▸ EXERCISE INSTRUCTIONS: Rewrite the records below as one numbered list with a line per item, skipping blank lines and leaving out the pictures.

▸ DATA SHOWN:
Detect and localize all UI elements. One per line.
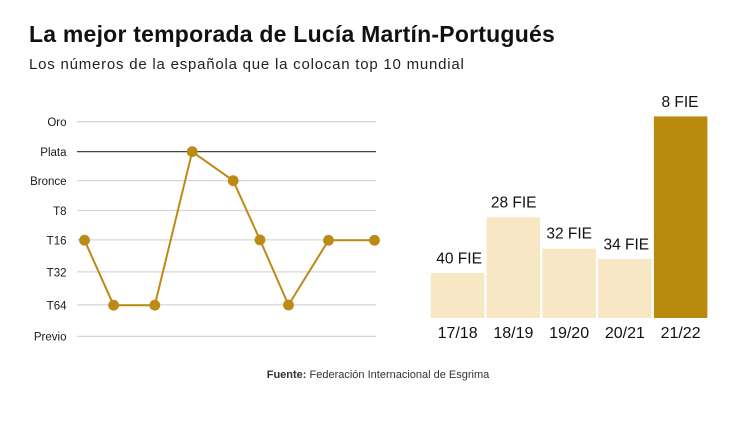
svg-text:21/22: 21/22 — [661, 325, 701, 342]
svg-text:Oro: Oro — [47, 117, 66, 129]
svg-text:Plata: Plata — [40, 147, 67, 159]
svg-text:Bronce: Bronce — [30, 176, 66, 188]
svg-text:18/19: 18/19 — [493, 325, 533, 342]
svg-text:Previo: Previo — [34, 332, 67, 344]
svg-text:T16: T16 — [47, 235, 67, 247]
svg-text:T64: T64 — [47, 300, 67, 312]
svg-text:8 FIE: 8 FIE — [661, 94, 698, 111]
svg-text:40 FIE: 40 FIE — [436, 251, 482, 268]
svg-text:T8: T8 — [53, 206, 66, 218]
svg-text:28 FIE: 28 FIE — [491, 195, 537, 212]
svg-text:T32: T32 — [47, 267, 67, 279]
svg-text:17/18: 17/18 — [438, 325, 478, 342]
svg-text:20/21: 20/21 — [605, 325, 645, 342]
svg-text:32 FIE: 32 FIE — [546, 225, 592, 242]
svg-text:19/20: 19/20 — [549, 325, 589, 342]
svg-text:34 FIE: 34 FIE — [603, 237, 649, 254]
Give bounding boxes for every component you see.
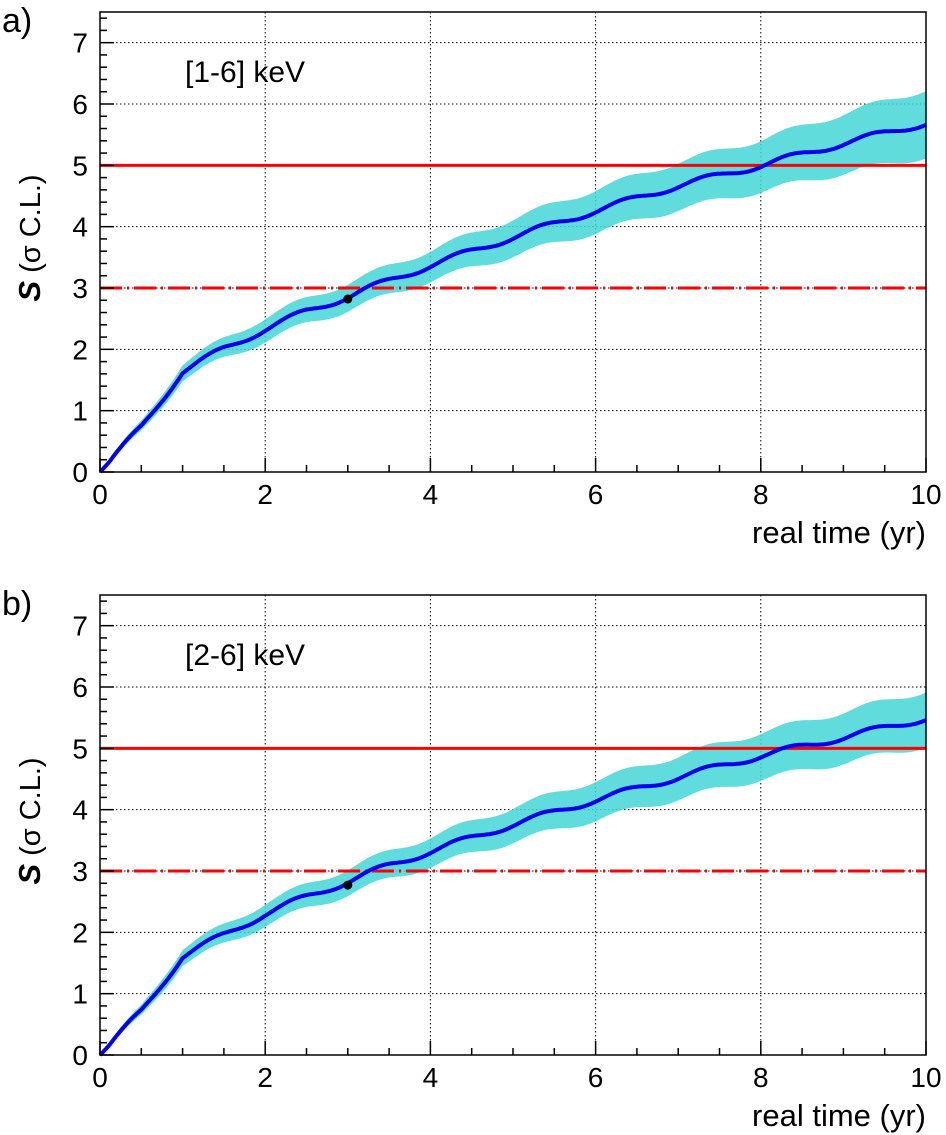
chart-panel-b: 0 2 4 6 8 10 0 1 2 3 4 5 6 7 b) [2-6] keV real time (yr)… <box>2 585 942 1133</box>
panel-a-uncertainty-band <box>100 91 926 472</box>
panel-a-ytick-label-7: 7 <box>72 28 88 59</box>
panel-b-uncertainty-band <box>100 692 926 1055</box>
panel-b-ylabel: S (σ C.L.) <box>12 757 47 884</box>
panel-b-ytick-label-4: 4 <box>72 795 88 826</box>
panel-a-ytick-label-1: 1 <box>72 396 88 427</box>
panel-b-marker-point <box>343 880 353 890</box>
panel-b-series-line <box>98 718 927 1057</box>
panel-a-ytick-label-2: 2 <box>72 334 88 365</box>
chart-panel-a: 0 2 4 6 8 10 0 1 2 3 4 5 6 7 a) [1-6] keV real time (yr)… <box>2 2 942 550</box>
panel-b-tag: b) <box>2 585 32 623</box>
panel-a-marker-point <box>343 294 353 304</box>
panel-a-xlabel: real time (yr) <box>752 515 926 550</box>
panel-b-xtick-label-1: 2 <box>257 1062 273 1093</box>
panel-a-ylabel: S (σ C.L.) <box>12 174 47 301</box>
panel-b-xtick-label-3: 6 <box>588 1062 604 1093</box>
panel-b-ytick-label-6: 6 <box>72 672 88 703</box>
panel-b-ytick-label-3: 3 <box>72 856 88 887</box>
panel-a-ytick-label-0: 0 <box>72 457 88 488</box>
panel-a-xtick-label-2: 4 <box>423 479 439 510</box>
panel-b-ytick-label-2: 2 <box>72 917 88 948</box>
panel-a-ytick-label-6: 6 <box>72 89 88 120</box>
panel-a-ytick-label-4: 4 <box>72 212 88 243</box>
panel-a-ytick-label-5: 5 <box>72 150 88 181</box>
panel-b-xtick-label-0: 0 <box>92 1062 108 1093</box>
panel-b-ytick-label-7: 7 <box>72 611 88 642</box>
panel-b-xtick-label-5: 10 <box>910 1062 941 1093</box>
panel-a-tag: a) <box>2 2 32 40</box>
panel-a-ytick-label-3: 3 <box>72 273 88 304</box>
panel-b-xtick-label-4: 8 <box>753 1062 769 1093</box>
panel-b-annotation: [2-6] keV <box>185 639 305 672</box>
panel-a-xtick-label-4: 8 <box>753 479 769 510</box>
panel-b-ytick-label-1: 1 <box>72 979 88 1010</box>
panel-a-ylabel-symbol: S <box>12 281 47 302</box>
panel-a-annotation: [1-6] keV <box>185 56 305 89</box>
panel-b-ytick-label-0: 0 <box>72 1040 88 1071</box>
panel-b-xlabel: real time (yr) <box>752 1098 926 1133</box>
panel-b-ylabel-unit: (σ C.L.) <box>15 757 47 855</box>
panel-a-xtick-label-3: 6 <box>588 479 604 510</box>
panel-a-xtick-label-0: 0 <box>92 479 108 510</box>
panel-a-xtick-label-5: 10 <box>910 479 941 510</box>
panel-b-ytick-label-5: 5 <box>72 733 88 764</box>
panel-a-series-line <box>98 122 927 474</box>
panel-b-ylabel-symbol: S <box>12 864 47 885</box>
panel-a-ylabel-unit: (σ C.L.) <box>15 174 47 272</box>
panel-a-xtick-label-1: 2 <box>257 479 273 510</box>
panel-b-xtick-label-2: 4 <box>423 1062 439 1093</box>
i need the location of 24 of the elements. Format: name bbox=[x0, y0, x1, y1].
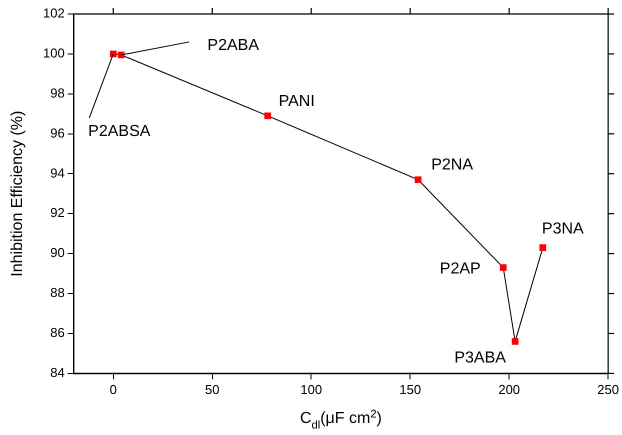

▸ FINISHED ANSWER:
1. Detect and localize all UI elements. One per line.
2. svg-text:21/22: 21/22 — [661, 325, 701, 342]
3. svg-text:Oro: Oro — [47, 117, 66, 129]
4. svg-text:Plata: Plata — [40, 147, 67, 159]
5. svg-text:Bronce: Bronce — [30, 176, 66, 188]
6. svg-text:18/19: 18/19 — [493, 325, 533, 342]
7. svg-text:Previo: Previo — [34, 332, 67, 344]
8. svg-text:T16: T16 — [47, 235, 67, 247]
9. svg-text:T64: T64 — [47, 300, 67, 312]
10. svg-text:8 FIE: 8 FIE — [661, 94, 698, 111]
11. svg-text:40 FIE: 40 FIE — [436, 251, 482, 268]
12. svg-text:T8: T8 — [53, 206, 66, 218]
13. svg-text:28 FIE: 28 FIE — [491, 195, 537, 212]
14. svg-text:T32: T32 — [47, 267, 67, 279]
15. svg-text:17/18: 17/18 — [438, 325, 478, 342]
16. svg-text:20/21: 20/21 — [605, 325, 645, 342]
17. svg-text:32 FIE: 32 FIE — [546, 225, 592, 242]
18. svg-text:19/20: 19/20 — [549, 325, 589, 342]
19. svg-text:34 FIE: 34 FIE — [603, 237, 649, 254]
20. Give bounding boxes for every component you see.
21. chart-panel-b: 0 2 4 6 8 10 0 1 2 3 4 5 6 7 b) [2-6] keV real time (yr)… <box>2 585 942 1133</box>
22. panel-a-uncertainty-band <box>100 91 926 472</box>
23. panel-a-ytick-label-7: 7 <box>72 28 88 59</box>
24. panel-b-uncertainty-band <box>100 692 926 1055</box>
25. panel-b-ylabel: S (σ C.L.) <box>12 757 47 884</box>
26. panel-b-ytick-label-4: 4 <box>72 795 88 826</box>
27. panel-a-ytick-label-1: 1 <box>72 396 88 427</box>
28. panel-b-marker-point <box>343 880 353 890</box>
29. panel-b-series-line <box>98 718 927 1057</box>
30. panel-a-ytick-label-2: 2 <box>72 334 88 365</box>
31. chart-panel-a: 0 2 4 6 8 10 0 1 2 3 4 5 6 7 a) [1-6] keV real time (yr)… <box>2 2 942 550</box>
32. panel-b-tag: b) <box>2 585 32 623</box>
33. panel-a-marker-point <box>343 294 353 304</box>
34. panel-a-xlabel: real time (yr) <box>752 515 926 550</box>
35. panel-b-xtick-label-1: 2 <box>257 1062 273 1093</box>
36. panel-a-ylabel: S (σ C.L.) <box>12 174 47 301</box>
37. panel-b-xtick-label-3: 6 <box>588 1062 604 1093</box>
38. panel-b-ytick-label-6: 6 <box>72 672 88 703</box>
39. panel-b-ytick-label-3: 3 <box>72 856 88 887</box>
40. panel-a-ytick-label-0: 0 <box>72 457 88 488</box>
41. panel-a-xtick-label-2: 4 <box>423 479 439 510</box>
42. panel-b-ytick-label-2: 2 <box>72 917 88 948</box>
43. panel-a-ytick-label-6: 6 <box>72 89 88 120</box>
44. panel-a-ytick-label-4: 4 <box>72 212 88 243</box>
45. panel-a-ytick-label-5: 5 <box>72 150 88 181</box>
46. panel-b-xtick-label-0: 0 <box>92 1062 108 1093</box>
47. panel-b-ytick-label-7: 7 <box>72 611 88 642</box>
48. panel-b-xtick-label-5: 10 <box>910 1062 941 1093</box>
49. panel-a-tag: a) <box>2 2 32 40</box>
50. panel-a-ytick-label-3: 3 <box>72 273 88 304</box>
51. panel-b-xtick-label-4: 8 <box>753 1062 769 1093</box>
52. panel-b-annotation: [2-6] keV <box>185 639 305 672</box>
53. panel-a-xtick-label-4: 8 <box>753 479 769 510</box>
54. panel-b-ytick-label-1: 1 <box>72 979 88 1010</box>
55. panel-a-ylabel-symbol: S <box>12 281 47 302</box>
56. panel-a-annotation: [1-6] keV <box>185 56 305 89</box>
57. panel-b-ytick-label-0: 0 <box>72 1040 88 1071</box>
58. panel-b-xlabel: real time (yr) <box>752 1098 926 1133</box>
59. panel-b-ylabel-unit: (σ C.L.) <box>15 757 47 855</box>
60. panel-a-xtick-label-3: 6 <box>588 479 604 510</box>
61. panel-a-xtick-label-0: 0 <box>92 479 108 510</box>
62. panel-a-xtick-label-5: 10 <box>910 479 941 510</box>
63. panel-b-ytick-label-5: 5 <box>72 733 88 764</box>
64. panel-a-series-line <box>98 122 927 474</box>
65. panel-b-ylabel-symbol: S <box>12 864 47 885</box>
66. panel-a-ylabel-unit: (σ C.L.) <box>15 174 47 272</box>
67. panel-a-xtick-label-1: 2 <box>257 479 273 510</box>
68. panel-b-xtick-label-2: 4 <box>423 1062 439 1093</box>
69. i need the location of 24 of the elements. Format: name bbox=[x0, y0, x1, y1].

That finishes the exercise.